◆ **Document extract**:
=== Begin Enclosure ===

A shared understanding helps with making sense and processing noisy information to inform better choices. For example, it’s one’s ability to asses the trustworthiness of claims, or catalogue the values held by a community, or find common ground across multiple view points. It can be achieved through responsible journalism, scientific method, non violent communication.

This module focuses on social media in particular because it warps reality and thus ends our capacity for shared understanding and effective collaboration.

Beware the common social media distortions

These distortions or side effects of social media or information technologies are particular manipulation artifacts that people are more or less aware of, which contribute to altering the way people grasp concepts or understand reality.

Engaging content distortion

People’s curated best moments distort these people’s lives and even our views of our own lives, because social media encourages a race to the virality lottery. When you flood the attention landscape with engaging content, everyone else must mimic this to be heard and seen.

Moral outrage distortion

Algorithms optimize for moral outrage where negativity or inflammatory language spreads more quickly than neutral or nuanced or positive emotions. This affects television and news which must keep up to stay relevant. As a result, negative caricatures are disproportionately represented and it feels like there is more outrage than there actually is. Public discourse dominated by artificial moral outrage makes progress impossible.

“Extreme emotion” distortion

This is leveraging subconscious trauma or fears by feeding people content they can hardly look away from.

Amplification distortion

This is when social media trains to, and rewards users who present more extreme views, which then get amplified.

Microtargeting distortion

This is the ability to deliver a specific resonant message to one group while delivering the opposite message to another. If these groups don’t overlap much, the contradictory messaging becomes invisible and social conflict can be orchestrated.

“Othering” distortion

This relates to the “fundamental attribution error” cognitive bias where we are more likely to attribute our own errors to our environment or life circumstances, and others’ to their personality. Social media provides ample evidence (which can and usually us strung together by algorithms) of the bad behaviour of particular groups of “others”.

Disloyalty distortion

More than a distortion, it’s really a side effect whereby you may be attacked by members of your own groups when you express compassion or try to understand another group.

Information flooding distortion

For example, fake accounts and bots that make topics trend and thus influence what people are exposed to (hence altering their reality) can be very easily engineered.

Weak-journalism distortion

More than a distortion, it’s a side effect due to the tension between substance and attention-grabbing headlights, forcing news organisations to invest less in depth and nuance.

🤔 Personal reflection: Distortions

Think of your work or consider technology products you regularly use in your personal or professional life. Where might they have contributed or amplified any of the distortions? What design features can increase or combat distortion in our shared understanding?

=== End Enclosure ===

[Source data]
=== Begin Enclosure ===

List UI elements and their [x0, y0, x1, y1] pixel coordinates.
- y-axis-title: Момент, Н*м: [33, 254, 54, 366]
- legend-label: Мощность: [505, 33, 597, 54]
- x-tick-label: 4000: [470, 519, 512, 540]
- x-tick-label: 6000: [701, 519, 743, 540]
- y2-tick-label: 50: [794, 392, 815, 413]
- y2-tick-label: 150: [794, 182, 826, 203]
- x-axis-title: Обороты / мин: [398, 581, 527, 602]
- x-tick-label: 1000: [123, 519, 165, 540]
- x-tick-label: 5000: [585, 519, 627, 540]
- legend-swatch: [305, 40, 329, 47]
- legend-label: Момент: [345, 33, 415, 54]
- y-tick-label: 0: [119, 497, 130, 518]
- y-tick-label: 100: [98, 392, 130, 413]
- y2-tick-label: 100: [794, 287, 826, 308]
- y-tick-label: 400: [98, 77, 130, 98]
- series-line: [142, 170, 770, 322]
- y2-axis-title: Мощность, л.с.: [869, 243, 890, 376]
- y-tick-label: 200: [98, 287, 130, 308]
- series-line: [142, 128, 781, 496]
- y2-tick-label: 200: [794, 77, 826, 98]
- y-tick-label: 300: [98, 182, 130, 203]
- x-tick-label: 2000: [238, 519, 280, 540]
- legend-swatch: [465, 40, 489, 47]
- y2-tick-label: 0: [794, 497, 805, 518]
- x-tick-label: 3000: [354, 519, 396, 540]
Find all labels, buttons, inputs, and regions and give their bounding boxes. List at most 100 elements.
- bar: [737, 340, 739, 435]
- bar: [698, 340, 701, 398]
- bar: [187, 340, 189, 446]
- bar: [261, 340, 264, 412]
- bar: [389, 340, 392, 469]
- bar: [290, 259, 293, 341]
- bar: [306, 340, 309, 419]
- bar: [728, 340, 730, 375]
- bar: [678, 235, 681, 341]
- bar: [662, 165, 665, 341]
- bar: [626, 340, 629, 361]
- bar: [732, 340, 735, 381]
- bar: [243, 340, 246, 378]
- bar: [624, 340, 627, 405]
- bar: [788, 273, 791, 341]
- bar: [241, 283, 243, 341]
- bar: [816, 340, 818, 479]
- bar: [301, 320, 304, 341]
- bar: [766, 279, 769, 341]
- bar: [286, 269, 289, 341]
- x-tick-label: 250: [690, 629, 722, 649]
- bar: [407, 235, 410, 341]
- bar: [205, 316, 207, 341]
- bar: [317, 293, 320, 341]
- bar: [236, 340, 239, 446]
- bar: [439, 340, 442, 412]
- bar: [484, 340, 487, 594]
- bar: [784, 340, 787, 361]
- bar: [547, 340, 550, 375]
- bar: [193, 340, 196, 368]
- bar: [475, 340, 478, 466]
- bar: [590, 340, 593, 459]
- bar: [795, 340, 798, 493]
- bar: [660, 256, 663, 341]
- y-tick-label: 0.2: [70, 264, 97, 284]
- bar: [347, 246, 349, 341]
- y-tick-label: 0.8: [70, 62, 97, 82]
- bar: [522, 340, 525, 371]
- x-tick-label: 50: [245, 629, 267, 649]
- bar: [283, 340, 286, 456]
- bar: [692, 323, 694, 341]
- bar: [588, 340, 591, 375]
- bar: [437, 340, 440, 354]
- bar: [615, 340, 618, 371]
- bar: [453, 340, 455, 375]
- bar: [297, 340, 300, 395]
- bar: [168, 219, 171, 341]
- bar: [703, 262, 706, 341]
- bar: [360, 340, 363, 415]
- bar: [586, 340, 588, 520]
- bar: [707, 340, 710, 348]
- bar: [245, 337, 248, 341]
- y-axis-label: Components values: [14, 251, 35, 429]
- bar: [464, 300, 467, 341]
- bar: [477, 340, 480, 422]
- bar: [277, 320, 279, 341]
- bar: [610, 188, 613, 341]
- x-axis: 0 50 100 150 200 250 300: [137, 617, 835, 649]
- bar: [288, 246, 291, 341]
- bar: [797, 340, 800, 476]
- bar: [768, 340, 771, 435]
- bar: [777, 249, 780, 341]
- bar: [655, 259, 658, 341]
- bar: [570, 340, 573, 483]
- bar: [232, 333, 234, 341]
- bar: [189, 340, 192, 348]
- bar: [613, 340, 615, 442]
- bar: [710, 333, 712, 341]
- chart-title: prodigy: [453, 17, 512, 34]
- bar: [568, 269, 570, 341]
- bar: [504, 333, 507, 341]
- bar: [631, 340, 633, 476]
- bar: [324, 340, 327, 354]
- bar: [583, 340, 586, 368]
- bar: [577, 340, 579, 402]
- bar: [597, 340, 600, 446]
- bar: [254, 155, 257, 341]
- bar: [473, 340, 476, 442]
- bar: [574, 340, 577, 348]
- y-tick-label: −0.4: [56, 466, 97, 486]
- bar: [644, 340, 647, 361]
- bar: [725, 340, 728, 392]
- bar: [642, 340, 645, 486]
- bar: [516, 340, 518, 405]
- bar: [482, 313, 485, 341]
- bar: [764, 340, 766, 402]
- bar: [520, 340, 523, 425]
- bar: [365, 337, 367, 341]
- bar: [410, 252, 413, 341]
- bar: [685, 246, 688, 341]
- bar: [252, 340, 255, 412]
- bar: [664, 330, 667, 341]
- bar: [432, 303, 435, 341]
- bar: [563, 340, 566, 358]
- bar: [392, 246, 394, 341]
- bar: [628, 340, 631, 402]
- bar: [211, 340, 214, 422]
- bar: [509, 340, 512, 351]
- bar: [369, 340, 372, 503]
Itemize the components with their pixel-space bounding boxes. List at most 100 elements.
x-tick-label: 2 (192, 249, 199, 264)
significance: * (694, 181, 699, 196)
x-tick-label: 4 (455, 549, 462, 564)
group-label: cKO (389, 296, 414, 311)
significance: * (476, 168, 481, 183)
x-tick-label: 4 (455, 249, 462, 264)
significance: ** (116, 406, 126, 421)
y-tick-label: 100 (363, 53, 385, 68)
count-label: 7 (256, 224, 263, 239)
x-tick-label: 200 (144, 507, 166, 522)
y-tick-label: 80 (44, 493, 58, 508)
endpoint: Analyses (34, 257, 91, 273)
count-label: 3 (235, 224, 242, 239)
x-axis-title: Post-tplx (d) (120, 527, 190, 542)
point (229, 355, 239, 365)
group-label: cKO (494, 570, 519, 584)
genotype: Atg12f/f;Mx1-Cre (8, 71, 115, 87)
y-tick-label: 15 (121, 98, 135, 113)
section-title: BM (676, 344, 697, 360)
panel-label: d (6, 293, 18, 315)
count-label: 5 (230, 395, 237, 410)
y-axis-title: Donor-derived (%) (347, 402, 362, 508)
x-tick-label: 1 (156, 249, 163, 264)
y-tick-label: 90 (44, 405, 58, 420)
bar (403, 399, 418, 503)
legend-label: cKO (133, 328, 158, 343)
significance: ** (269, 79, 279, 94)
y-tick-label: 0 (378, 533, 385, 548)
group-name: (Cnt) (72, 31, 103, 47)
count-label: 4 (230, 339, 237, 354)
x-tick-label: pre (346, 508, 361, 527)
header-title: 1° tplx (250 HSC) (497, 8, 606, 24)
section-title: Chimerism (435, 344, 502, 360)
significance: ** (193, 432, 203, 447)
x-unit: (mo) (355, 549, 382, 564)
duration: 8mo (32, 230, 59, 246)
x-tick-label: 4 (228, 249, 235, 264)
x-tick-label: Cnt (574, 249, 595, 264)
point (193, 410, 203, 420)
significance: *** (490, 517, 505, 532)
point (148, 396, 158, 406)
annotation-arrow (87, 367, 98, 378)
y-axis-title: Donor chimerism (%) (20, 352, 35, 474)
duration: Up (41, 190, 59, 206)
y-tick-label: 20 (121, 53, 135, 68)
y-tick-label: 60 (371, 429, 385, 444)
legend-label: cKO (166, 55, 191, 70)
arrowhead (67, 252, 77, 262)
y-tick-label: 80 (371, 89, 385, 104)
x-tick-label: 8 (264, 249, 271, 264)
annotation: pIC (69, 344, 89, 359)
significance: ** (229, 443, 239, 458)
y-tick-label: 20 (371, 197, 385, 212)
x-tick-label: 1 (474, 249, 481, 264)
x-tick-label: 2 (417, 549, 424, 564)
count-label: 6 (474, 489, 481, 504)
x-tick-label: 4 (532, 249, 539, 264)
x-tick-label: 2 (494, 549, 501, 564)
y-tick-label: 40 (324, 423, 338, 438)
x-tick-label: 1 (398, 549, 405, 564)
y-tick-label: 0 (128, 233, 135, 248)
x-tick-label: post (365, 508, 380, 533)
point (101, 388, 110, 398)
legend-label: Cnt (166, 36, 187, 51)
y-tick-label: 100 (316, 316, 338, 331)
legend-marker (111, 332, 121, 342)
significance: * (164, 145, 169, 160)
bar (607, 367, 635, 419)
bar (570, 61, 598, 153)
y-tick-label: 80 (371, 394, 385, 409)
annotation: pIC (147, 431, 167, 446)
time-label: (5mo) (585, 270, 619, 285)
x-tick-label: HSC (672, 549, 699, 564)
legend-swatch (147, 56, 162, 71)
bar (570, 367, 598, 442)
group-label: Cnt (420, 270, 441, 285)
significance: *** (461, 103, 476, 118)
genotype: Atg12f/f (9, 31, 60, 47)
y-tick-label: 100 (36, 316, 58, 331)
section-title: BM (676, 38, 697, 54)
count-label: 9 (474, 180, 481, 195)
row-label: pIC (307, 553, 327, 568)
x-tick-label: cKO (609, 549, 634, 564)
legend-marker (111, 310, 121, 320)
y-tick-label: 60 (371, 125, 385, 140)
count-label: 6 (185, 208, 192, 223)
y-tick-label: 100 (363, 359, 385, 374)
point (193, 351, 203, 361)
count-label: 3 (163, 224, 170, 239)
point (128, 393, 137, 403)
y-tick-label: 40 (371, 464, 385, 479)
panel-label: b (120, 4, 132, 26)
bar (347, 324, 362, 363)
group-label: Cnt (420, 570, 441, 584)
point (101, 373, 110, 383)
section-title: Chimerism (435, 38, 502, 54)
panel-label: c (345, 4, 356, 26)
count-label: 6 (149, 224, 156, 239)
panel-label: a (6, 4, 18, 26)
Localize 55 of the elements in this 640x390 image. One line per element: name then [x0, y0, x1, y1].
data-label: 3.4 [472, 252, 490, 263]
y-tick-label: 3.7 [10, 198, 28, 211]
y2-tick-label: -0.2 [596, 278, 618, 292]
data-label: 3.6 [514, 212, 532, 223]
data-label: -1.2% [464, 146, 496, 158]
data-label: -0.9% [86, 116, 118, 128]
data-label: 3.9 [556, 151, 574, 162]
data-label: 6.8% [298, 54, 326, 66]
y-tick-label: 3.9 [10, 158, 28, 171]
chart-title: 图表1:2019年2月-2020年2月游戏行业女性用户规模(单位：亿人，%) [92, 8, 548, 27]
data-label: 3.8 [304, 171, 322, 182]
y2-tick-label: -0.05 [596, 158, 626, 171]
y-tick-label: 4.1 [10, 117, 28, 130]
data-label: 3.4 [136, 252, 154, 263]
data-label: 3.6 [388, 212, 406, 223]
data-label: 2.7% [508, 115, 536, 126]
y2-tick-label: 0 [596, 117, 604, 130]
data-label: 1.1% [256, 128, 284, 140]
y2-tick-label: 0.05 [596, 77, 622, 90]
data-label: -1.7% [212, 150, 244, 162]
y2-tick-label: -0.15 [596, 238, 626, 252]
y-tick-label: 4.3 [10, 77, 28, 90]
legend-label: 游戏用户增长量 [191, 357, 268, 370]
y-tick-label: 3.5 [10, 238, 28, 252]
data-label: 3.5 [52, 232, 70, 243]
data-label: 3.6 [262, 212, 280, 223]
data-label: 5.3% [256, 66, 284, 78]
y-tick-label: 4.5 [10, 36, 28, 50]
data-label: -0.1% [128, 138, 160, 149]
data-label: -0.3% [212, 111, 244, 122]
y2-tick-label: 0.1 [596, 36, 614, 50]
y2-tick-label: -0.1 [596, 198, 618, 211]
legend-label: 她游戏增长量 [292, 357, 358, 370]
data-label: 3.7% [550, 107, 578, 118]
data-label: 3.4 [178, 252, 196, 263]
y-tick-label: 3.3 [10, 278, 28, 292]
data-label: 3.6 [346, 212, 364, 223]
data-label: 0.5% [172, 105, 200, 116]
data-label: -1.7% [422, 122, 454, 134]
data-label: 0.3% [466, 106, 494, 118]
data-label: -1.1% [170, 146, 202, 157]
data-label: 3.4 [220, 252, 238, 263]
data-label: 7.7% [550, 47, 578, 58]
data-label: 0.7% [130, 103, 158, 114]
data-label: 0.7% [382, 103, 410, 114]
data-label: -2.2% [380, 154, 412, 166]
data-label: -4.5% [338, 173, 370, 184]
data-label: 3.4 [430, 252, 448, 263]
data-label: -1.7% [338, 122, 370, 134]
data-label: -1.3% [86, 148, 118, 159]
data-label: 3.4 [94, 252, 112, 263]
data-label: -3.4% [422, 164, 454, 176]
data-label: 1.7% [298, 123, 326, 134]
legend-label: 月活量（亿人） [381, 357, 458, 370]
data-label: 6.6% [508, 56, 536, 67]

=== End Enclosure ===

◆ **What needs to be done**: Transcribe the passage on social media distortions from "For example, fake" up to and including "our shared understanding?". The items are separate material from the text.

◆ **Result**:
For example, fake accounts and bots that make topics trend and thus influence what people are exposed to (hence altering their reality) can be very easily engineered.

Weak-journalism distortion

More than a distortion, it’s a side effect due to the tension between substance and attention-grabbing headlights, forcing news organisations to invest less in depth and nuance.

🤔 Personal reflection: Distortions

Think of your work or consider technology products you regularly use in your personal or professional life. Where might they have contributed or amplified any of the distortions? What design features can increase or combat distortion in our shared understanding?